» **Task brief**:
Locate each line below that includes "Weekly" and reproduce it.

(Data listing)
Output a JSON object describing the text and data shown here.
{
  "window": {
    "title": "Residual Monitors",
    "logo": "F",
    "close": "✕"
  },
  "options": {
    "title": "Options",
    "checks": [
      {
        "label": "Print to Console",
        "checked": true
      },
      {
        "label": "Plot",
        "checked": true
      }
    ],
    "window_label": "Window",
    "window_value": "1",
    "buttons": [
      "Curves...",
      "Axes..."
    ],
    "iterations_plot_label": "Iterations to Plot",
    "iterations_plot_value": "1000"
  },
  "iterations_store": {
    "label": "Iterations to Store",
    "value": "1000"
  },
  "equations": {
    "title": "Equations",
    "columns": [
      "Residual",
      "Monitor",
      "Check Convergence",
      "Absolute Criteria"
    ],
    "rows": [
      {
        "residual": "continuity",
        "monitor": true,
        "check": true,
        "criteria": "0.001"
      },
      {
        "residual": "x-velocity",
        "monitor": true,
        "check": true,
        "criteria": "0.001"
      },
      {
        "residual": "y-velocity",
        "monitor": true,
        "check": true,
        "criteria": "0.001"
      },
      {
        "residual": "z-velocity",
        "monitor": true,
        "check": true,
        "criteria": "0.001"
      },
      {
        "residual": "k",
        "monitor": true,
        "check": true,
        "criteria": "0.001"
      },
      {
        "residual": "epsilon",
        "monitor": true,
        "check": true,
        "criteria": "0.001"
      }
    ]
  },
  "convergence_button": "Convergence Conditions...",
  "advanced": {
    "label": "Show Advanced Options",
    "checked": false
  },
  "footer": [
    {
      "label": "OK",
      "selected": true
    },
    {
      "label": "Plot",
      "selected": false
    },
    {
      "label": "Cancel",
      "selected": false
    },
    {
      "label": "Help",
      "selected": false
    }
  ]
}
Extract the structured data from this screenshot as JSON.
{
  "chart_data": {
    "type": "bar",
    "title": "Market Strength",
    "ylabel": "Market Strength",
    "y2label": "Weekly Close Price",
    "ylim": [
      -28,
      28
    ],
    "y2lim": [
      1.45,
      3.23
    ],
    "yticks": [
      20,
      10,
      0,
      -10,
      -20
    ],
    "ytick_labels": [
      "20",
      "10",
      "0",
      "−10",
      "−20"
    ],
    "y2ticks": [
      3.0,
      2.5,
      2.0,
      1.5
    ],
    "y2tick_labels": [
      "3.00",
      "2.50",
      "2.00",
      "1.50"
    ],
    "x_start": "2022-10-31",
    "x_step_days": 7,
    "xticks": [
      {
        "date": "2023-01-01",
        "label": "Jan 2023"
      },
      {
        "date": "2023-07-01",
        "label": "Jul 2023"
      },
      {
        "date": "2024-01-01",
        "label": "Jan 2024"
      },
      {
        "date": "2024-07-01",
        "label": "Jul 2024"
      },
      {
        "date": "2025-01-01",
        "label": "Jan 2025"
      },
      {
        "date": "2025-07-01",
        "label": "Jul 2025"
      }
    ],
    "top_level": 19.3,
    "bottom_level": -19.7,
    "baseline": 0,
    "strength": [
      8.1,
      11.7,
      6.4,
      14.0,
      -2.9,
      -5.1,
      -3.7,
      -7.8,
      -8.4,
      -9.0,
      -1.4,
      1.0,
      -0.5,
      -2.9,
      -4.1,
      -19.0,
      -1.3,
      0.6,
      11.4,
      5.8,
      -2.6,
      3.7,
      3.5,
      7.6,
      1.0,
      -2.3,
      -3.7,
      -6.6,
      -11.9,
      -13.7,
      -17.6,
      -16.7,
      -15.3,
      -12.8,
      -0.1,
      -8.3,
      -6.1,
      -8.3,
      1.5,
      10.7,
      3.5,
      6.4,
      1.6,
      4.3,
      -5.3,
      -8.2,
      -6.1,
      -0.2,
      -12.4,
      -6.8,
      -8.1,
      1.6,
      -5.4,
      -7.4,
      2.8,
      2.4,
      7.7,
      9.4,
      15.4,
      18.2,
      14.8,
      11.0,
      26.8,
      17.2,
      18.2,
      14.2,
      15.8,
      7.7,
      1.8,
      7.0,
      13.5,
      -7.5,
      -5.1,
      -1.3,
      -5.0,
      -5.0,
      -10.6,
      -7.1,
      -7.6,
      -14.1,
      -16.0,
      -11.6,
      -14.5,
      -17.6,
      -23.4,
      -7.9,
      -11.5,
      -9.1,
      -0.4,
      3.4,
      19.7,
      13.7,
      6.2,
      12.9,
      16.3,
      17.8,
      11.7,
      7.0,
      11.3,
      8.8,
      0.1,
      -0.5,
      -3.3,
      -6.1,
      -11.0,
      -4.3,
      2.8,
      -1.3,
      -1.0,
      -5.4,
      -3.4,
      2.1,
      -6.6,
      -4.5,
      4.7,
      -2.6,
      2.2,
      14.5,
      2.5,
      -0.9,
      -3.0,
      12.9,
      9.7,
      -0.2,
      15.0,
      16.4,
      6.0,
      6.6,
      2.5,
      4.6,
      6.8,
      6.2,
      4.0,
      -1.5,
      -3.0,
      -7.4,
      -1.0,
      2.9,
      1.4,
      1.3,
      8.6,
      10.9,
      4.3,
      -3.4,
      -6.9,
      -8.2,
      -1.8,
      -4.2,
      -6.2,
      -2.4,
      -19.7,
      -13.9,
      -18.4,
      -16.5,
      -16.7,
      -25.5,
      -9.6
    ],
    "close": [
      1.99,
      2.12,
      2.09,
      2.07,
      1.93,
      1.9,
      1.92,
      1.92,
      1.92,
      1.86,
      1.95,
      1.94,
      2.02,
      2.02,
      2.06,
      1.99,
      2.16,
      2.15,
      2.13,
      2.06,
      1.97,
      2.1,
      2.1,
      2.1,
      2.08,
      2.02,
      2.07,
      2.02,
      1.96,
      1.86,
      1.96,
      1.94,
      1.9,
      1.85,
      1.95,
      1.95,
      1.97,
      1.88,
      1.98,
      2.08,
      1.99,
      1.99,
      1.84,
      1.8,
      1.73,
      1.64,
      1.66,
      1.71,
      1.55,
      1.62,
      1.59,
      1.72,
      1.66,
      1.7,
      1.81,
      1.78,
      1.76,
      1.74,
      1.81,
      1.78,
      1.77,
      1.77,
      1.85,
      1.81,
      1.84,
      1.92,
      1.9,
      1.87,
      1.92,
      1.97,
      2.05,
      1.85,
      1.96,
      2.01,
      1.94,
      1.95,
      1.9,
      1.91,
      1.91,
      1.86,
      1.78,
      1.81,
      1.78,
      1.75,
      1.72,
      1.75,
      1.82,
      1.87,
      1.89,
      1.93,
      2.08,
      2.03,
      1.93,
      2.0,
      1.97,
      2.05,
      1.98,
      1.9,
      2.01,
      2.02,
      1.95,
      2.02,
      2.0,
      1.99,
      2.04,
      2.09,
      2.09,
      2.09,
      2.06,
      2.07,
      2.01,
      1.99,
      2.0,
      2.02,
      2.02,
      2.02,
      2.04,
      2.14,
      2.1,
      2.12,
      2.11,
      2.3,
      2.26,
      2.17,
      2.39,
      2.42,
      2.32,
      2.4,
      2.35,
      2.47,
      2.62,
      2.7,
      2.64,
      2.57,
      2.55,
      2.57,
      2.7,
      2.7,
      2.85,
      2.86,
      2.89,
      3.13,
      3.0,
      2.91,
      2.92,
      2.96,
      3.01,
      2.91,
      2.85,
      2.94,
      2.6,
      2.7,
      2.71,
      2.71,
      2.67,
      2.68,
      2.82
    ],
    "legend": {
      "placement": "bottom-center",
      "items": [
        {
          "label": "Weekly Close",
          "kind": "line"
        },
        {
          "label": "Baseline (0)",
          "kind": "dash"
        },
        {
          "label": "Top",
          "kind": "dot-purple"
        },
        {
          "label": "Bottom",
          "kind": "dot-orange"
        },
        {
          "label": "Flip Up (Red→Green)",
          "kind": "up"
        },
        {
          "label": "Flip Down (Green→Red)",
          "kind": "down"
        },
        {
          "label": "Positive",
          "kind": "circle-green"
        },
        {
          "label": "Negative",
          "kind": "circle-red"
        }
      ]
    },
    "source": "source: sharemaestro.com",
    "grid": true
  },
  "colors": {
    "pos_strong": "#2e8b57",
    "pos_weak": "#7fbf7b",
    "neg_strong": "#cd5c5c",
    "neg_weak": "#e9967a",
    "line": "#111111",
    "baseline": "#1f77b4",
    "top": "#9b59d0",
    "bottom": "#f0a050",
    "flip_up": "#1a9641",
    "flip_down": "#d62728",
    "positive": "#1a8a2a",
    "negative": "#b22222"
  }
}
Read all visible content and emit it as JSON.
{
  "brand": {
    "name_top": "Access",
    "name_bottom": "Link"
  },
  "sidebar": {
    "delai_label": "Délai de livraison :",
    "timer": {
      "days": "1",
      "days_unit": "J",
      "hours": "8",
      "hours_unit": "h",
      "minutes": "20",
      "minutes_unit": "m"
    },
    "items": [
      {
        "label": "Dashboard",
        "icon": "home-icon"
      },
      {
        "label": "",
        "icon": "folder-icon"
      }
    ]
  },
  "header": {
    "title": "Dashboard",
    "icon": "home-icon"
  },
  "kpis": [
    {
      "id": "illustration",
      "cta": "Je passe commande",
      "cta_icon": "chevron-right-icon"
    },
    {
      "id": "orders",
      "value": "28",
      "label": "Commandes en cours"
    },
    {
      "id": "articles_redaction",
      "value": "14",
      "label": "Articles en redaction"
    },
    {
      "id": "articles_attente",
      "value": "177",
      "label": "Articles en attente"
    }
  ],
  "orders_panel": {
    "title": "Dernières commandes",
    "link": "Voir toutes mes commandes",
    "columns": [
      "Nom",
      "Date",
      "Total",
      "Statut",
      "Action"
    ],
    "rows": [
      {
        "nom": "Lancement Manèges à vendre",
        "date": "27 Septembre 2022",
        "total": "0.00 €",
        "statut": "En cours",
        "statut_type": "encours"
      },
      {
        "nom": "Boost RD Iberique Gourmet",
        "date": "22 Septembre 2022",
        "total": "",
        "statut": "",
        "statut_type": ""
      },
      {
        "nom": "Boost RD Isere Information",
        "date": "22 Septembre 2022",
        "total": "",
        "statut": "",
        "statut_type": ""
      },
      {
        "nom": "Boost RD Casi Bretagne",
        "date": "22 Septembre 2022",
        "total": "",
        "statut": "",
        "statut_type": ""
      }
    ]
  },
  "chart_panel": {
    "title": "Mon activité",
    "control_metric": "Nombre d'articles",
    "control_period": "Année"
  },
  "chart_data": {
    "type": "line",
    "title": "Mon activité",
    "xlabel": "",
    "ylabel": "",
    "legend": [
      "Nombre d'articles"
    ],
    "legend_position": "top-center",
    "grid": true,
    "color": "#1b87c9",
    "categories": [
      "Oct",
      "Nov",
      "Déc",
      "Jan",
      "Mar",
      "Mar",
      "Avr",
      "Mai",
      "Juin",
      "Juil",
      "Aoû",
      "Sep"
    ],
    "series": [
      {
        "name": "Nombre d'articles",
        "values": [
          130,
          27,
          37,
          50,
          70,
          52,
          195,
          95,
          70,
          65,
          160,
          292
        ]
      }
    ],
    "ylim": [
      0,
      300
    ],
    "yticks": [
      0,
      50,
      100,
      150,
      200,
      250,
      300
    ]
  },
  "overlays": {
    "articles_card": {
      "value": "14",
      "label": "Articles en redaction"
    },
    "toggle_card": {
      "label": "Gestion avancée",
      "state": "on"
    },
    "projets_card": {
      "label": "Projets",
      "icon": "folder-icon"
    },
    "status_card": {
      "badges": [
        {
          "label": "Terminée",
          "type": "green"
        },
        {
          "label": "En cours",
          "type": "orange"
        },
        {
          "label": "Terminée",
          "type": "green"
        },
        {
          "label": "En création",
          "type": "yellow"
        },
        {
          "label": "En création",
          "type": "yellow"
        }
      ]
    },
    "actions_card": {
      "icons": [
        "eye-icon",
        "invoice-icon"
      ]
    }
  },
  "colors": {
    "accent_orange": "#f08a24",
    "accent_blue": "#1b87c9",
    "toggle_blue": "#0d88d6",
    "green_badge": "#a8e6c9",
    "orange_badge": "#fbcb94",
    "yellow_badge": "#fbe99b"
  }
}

» **Response for this exercise**:
    "y2label": "Weekly Close Price",
          "label": "Weekly Close",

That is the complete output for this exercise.